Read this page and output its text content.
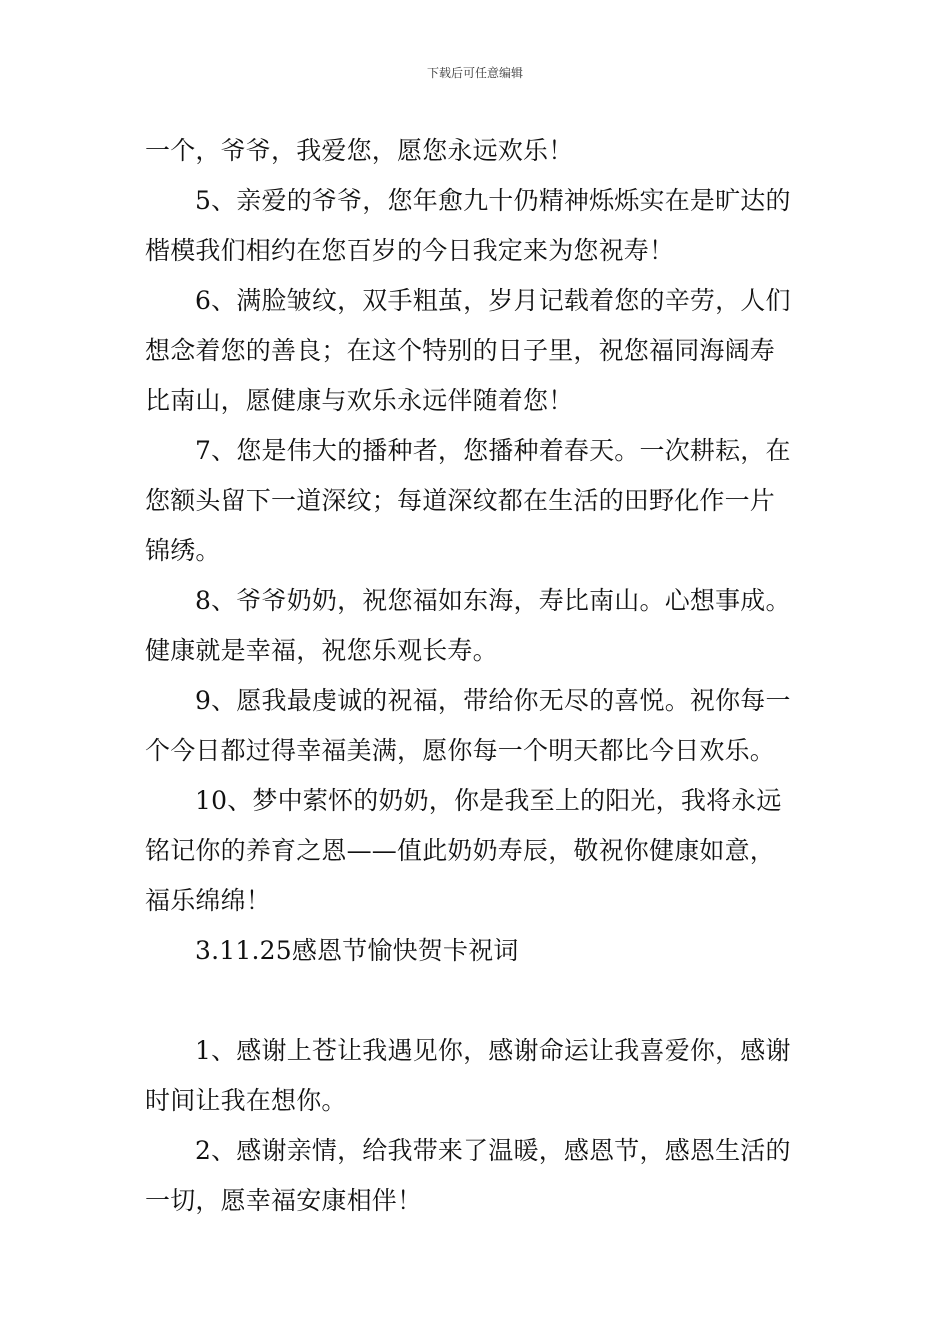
下载后可任意编辑
一个，爷爷，我爱您，愿您永远欢乐！
5、亲爱的爷爷，您年愈九十仍精神烁烁实在是旷达的
楷模我们相约在您百岁的今日我定来为您祝寿！
6、满脸皱纹，双手粗茧，岁月记载着您的辛劳，人们
想念着您的善良；在这个特别的日子里，祝您福同海阔寿
比南山，愿健康与欢乐永远伴随着您！
7、您是伟大的播种者，您播种着春天。一次耕耘，在
您额头留下一道深纹；每道深纹都在生活的田野化作一片
锦绣。
8、爷爷奶奶，祝您福如东海，寿比南山。心想事成。
健康就是幸福，祝您乐观长寿。
9、愿我最虔诚的祝福，带给你无尽的喜悦。祝你每一
个今日都过得幸福美满，愿你每一个明天都比今日欢乐。
10、梦中萦怀的奶奶，你是我至上的阳光，我将永远
铭记你的养育之恩——值此奶奶寿辰，敬祝你健康如意，
福乐绵绵！
3.11.25感恩节愉快贺卡祝词
1、感谢上苍让我遇见你，感谢命运让我喜爱你，感谢
时间让我在想你。
2、感谢亲情，给我带来了温暖，感恩节，感恩生活的
一切，愿幸福安康相伴！
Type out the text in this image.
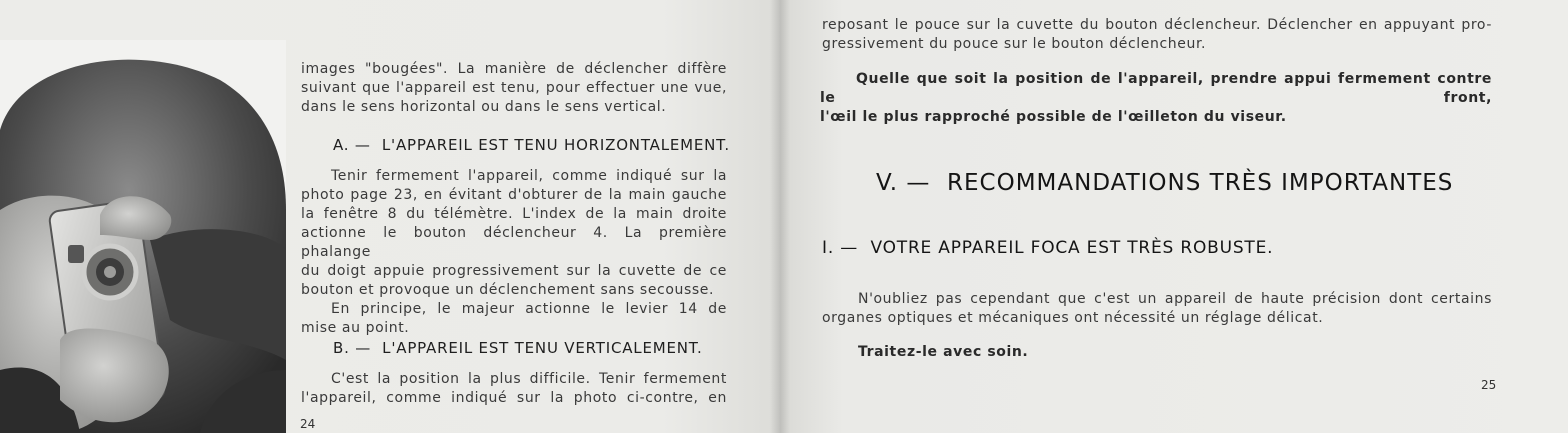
images "bougées". La manière de déclencher diffère
suivant que l'appareil est tenu, pour effectuer une vue,
dans le sens horizontal ou dans le sens vertical.
A. — L'APPAREIL EST TENU HORIZONTALEMENT.
Tenir fermement l'appareil, comme indiqué sur la
photo page 23, en évitant d'obturer de la main gauche
la fenêtre 8 du télémètre. L'index de la main droite
actionne le bouton déclencheur 4. La première phalange
du doigt appuie progressivement sur la cuvette de ce
bouton et provoque un déclenchement sans secousse.
En principe, le majeur actionne le levier 14 de
mise au point.
B. — L'APPAREIL EST TENU VERTICALEMENT.
C'est la position la plus difficile. Tenir fermement
l'appareil, comme indiqué sur la photo ci-contre, en
24
reposant le pouce sur la cuvette du bouton déclencheur. Déclencher en appuyant pro-
gressivement du pouce sur le bouton déclencheur.
Quelle que soit la position de l'appareil, prendre appui fermement contre le front,
l'œil le plus rapproché possible de l'œilleton du viseur.
V. — RECOMMANDATIONS TRÈS IMPORTANTES
I. — VOTRE APPAREIL FOCA EST TRÈS ROBUSTE.
N'oubliez pas cependant que c'est un appareil de haute précision dont certains
organes optiques et mécaniques ont nécessité un réglage délicat.
Traitez-le avec soin.
25
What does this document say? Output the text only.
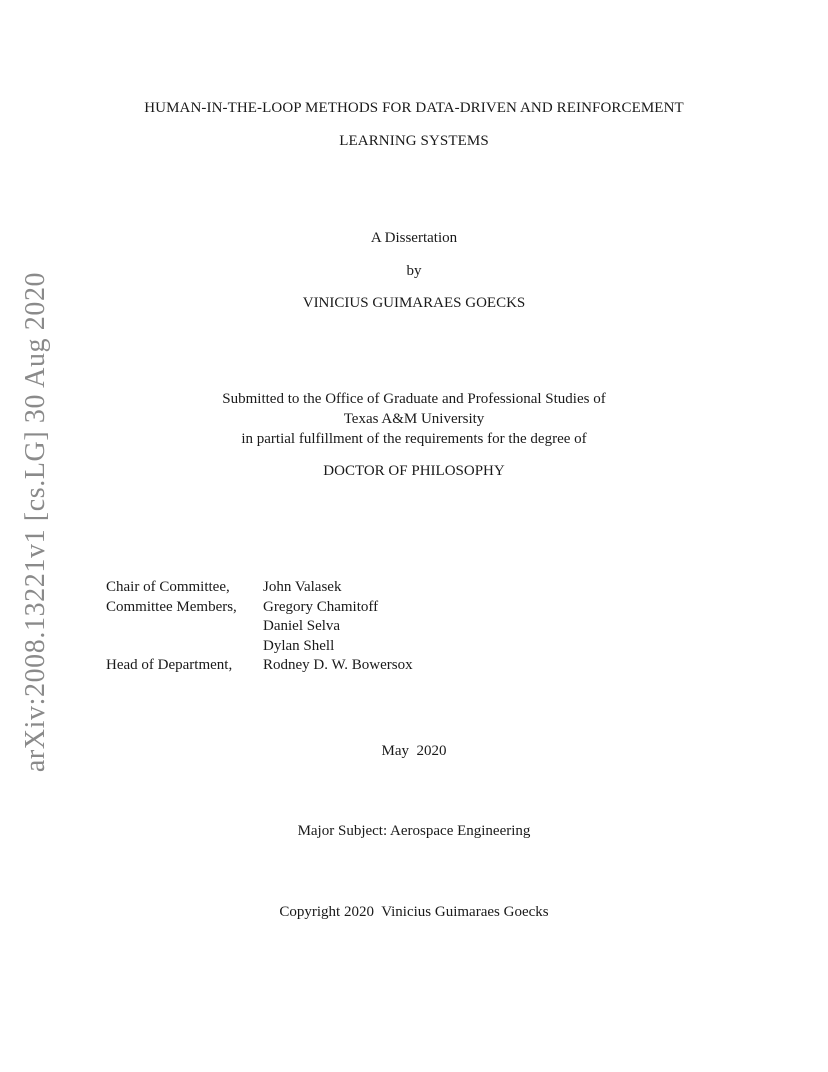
arXiv:2008.13221v1 [cs.LG] 30 Aug 2020
HUMAN-IN-THE-LOOP METHODS FOR DATA-DRIVEN AND REINFORCEMENT
LEARNING SYSTEMS
A Dissertation
by
VINICIUS GUIMARAES GOECKS
Submitted to the Office of Graduate and Professional Studies of
Texas A&M University
in partial fulfillment of the requirements for the degree of
DOCTOR OF PHILOSOPHY
Chair of Committee,	John Valasek
Committee Members,	Gregory Chamitoff
Daniel Selva
Dylan Shell
Head of Department,	Rodney D. W. Bowersox
May  2020
Major Subject: Aerospace Engineering
Copyright 2020  Vinicius Guimaraes Goecks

□ □ □ □ □ □ □

## Description of the task
Exact duplication of all the records is required; pictures are omitted from the copy.

## Written reply
Read this page and output its text content.
下载后可任意编辑
一个，爷爷，我爱您，愿您永远欢乐！
5、亲爱的爷爷，您年愈九十仍精神烁烁实在是旷达的
楷模我们相约在您百岁的今日我定来为您祝寿！
6、满脸皱纹，双手粗茧，岁月记载着您的辛劳，人们
想念着您的善良；在这个特别的日子里，祝您福同海阔寿
比南山，愿健康与欢乐永远伴随着您！
7、您是伟大的播种者，您播种着春天。一次耕耘，在
您额头留下一道深纹；每道深纹都在生活的田野化作一片
锦绣。
8、爷爷奶奶，祝您福如东海，寿比南山。心想事成。
健康就是幸福，祝您乐观长寿。
9、愿我最虔诚的祝福，带给你无尽的喜悦。祝你每一
个今日都过得幸福美满，愿你每一个明天都比今日欢乐。
10、梦中萦怀的奶奶，你是我至上的阳光，我将永远
铭记你的养育之恩——值此奶奶寿辰，敬祝你健康如意，
福乐绵绵！
3.11.25感恩节愉快贺卡祝词
1、感谢上苍让我遇见你，感谢命运让我喜爱你，感谢
时间让我在想你。
2、感谢亲情，给我带来了温暖，感恩节，感恩生活的
一切，愿幸福安康相伴！
Type out the text in this image.
images "bougées". La manière de déclencher diffère
suivant que l'appareil est tenu, pour effectuer une vue,
dans le sens horizontal ou dans le sens vertical.
A. — L'APPAREIL EST TENU HORIZONTALEMENT.
Tenir fermement l'appareil, comme indiqué sur la
photo page 23, en évitant d'obturer de la main gauche
la fenêtre 8 du télémètre. L'index de la main droite
actionne le bouton déclencheur 4. La première phalange
du doigt appuie progressivement sur la cuvette de ce
bouton et provoque un déclenchement sans secousse.
En principe, le majeur actionne le levier 14 de
mise au point.
B. — L'APPAREIL EST TENU VERTICALEMENT.
C'est la position la plus difficile. Tenir fermement
l'appareil, comme indiqué sur la photo ci-contre, en
24
reposant le pouce sur la cuvette du bouton déclencheur. Déclencher en appuyant pro-
gressivement du pouce sur le bouton déclencheur.
Quelle que soit la position de l'appareil, prendre appui fermement contre le front,
l'œil le plus rapproché possible de l'œilleton du viseur.
V. — RECOMMANDATIONS TRÈS IMPORTANTES
I. — VOTRE APPAREIL FOCA EST TRÈS ROBUSTE.
N'oubliez pas cependant que c'est un appareil de haute précision dont certains
organes optiques et mécaniques ont nécessité un réglage délicat.
Traitez-le avec soin.
25
What does this document say? Output the text only.
arXiv:2008.13221v1 [cs.LG] 30 Aug 2020
HUMAN-IN-THE-LOOP METHODS FOR DATA-DRIVEN AND REINFORCEMENT
LEARNING SYSTEMS
A Dissertation
by
VINICIUS GUIMARAES GOECKS
Submitted to the Office of Graduate and Professional Studies of
Texas A&M University
in partial fulfillment of the requirements for the degree of
DOCTOR OF PHILOSOPHY
Chair of Committee,	John Valasek
Committee Members,	Gregory Chamitoff
Daniel Selva
Dylan Shell
Head of Department,	Rodney D. W. Bowersox
May  2020
Major Subject: Aerospace Engineering
Copyright 2020  Vinicius Guimaraes Goecks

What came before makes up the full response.